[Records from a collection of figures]
*-*-*

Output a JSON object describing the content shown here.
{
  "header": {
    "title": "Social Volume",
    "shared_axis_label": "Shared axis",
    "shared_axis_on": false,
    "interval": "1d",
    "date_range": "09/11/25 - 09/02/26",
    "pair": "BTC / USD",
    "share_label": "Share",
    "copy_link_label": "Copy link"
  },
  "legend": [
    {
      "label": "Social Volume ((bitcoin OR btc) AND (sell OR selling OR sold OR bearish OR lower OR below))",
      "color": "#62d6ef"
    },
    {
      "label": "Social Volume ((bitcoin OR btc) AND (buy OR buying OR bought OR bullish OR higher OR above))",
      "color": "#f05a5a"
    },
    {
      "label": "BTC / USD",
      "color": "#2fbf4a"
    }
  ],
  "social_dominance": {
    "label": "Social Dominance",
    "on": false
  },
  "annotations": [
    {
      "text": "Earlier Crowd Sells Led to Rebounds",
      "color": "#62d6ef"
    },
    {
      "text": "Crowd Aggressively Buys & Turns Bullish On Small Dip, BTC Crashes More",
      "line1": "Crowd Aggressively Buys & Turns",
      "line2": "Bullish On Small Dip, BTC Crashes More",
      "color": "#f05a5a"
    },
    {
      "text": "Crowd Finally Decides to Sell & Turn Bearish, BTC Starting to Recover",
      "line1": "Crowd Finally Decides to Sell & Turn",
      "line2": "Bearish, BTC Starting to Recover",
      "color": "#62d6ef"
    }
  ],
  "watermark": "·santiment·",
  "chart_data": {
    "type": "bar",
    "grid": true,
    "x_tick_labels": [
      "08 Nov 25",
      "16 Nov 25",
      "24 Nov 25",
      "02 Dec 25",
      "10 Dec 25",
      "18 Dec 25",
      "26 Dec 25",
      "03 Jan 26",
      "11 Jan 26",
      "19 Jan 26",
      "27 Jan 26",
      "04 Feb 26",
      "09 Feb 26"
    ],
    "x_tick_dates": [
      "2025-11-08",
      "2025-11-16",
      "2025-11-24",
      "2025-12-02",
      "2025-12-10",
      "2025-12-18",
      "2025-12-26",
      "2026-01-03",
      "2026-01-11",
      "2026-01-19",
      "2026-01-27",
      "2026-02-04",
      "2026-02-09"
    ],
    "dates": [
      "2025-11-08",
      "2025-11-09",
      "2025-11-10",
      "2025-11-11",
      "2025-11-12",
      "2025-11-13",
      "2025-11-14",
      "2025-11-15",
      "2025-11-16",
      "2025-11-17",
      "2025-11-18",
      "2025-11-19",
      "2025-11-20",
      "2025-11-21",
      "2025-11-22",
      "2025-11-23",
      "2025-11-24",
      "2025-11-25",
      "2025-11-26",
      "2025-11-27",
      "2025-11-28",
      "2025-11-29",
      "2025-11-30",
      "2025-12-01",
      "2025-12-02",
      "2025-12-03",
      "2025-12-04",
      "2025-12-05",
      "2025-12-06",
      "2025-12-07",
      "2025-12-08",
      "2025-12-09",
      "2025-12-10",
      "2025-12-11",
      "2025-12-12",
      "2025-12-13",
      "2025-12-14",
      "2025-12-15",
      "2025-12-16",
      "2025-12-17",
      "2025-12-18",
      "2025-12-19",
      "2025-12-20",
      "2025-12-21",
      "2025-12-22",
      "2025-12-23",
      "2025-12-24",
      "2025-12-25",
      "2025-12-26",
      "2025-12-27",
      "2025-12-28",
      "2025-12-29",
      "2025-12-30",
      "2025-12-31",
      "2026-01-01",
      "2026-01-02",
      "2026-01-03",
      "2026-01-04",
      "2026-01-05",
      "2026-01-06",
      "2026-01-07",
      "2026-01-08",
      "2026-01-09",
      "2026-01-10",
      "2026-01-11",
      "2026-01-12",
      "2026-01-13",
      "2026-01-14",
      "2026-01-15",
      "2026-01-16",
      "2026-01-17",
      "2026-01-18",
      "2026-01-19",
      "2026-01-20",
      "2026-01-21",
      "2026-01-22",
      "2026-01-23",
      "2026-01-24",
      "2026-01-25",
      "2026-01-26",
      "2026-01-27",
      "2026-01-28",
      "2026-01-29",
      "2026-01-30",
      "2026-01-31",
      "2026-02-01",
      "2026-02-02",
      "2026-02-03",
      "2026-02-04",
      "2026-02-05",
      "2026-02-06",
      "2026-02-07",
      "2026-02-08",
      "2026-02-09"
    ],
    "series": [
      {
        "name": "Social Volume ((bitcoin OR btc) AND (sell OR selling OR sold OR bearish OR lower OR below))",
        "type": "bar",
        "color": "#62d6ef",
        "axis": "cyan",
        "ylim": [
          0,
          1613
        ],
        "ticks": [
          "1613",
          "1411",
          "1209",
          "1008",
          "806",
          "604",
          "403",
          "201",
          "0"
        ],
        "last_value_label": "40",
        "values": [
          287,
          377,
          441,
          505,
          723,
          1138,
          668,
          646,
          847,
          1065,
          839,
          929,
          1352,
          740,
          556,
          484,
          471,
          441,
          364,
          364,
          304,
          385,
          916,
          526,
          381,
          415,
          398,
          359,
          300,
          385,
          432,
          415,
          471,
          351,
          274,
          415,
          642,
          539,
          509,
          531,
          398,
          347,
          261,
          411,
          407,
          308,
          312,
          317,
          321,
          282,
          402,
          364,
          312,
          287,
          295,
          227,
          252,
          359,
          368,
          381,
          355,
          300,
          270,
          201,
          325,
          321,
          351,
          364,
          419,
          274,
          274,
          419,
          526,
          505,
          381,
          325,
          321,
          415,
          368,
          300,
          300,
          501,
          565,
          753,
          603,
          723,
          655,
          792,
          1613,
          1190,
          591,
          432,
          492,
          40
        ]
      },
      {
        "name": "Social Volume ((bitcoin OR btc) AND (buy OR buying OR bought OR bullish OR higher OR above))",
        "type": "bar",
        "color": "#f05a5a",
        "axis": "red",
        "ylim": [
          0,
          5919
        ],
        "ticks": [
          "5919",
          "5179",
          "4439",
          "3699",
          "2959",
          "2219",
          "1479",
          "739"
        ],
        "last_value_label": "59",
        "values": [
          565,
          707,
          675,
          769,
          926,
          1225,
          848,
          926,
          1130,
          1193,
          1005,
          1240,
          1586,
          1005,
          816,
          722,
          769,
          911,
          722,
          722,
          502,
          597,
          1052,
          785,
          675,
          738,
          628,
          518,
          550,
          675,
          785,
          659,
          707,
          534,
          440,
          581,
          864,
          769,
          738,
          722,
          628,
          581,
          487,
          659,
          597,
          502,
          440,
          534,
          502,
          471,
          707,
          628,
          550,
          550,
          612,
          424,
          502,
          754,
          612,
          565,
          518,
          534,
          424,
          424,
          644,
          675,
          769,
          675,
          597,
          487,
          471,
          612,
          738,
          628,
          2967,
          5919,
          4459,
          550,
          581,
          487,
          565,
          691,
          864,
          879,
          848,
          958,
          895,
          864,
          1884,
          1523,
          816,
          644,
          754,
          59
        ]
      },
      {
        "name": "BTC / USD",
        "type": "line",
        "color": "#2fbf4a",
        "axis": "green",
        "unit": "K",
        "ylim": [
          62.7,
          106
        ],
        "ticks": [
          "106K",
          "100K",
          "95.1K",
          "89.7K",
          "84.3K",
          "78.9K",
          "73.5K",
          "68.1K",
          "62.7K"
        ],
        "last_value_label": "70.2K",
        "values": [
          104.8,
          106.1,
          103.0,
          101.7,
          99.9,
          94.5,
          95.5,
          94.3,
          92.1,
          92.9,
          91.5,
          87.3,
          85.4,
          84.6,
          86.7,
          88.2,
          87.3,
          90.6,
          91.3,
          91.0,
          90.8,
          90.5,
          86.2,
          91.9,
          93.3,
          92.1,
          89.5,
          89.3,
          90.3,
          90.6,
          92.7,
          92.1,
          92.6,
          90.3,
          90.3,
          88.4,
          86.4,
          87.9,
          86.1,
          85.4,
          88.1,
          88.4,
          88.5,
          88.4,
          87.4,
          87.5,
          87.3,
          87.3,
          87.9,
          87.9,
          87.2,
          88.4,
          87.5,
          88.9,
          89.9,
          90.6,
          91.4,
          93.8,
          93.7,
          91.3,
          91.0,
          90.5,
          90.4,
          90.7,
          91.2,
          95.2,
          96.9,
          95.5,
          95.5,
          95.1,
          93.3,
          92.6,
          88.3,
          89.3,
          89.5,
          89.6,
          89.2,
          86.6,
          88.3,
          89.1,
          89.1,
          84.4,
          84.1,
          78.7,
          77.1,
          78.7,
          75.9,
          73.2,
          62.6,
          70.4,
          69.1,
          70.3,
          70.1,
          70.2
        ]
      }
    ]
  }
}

*-*-*

▸ What to do
Find the lines containing "text" and list every one of them.

▸ Reply to the task
      "text": "Earlier Crowd Sells Led to Rebounds",
      "text": "Crowd Aggressively Buys & Turns Bullish On Small Dip, BTC Crashes More",
      "text": "Crowd Finally Decides to Sell & Turn Bearish, BTC Starting to Recover",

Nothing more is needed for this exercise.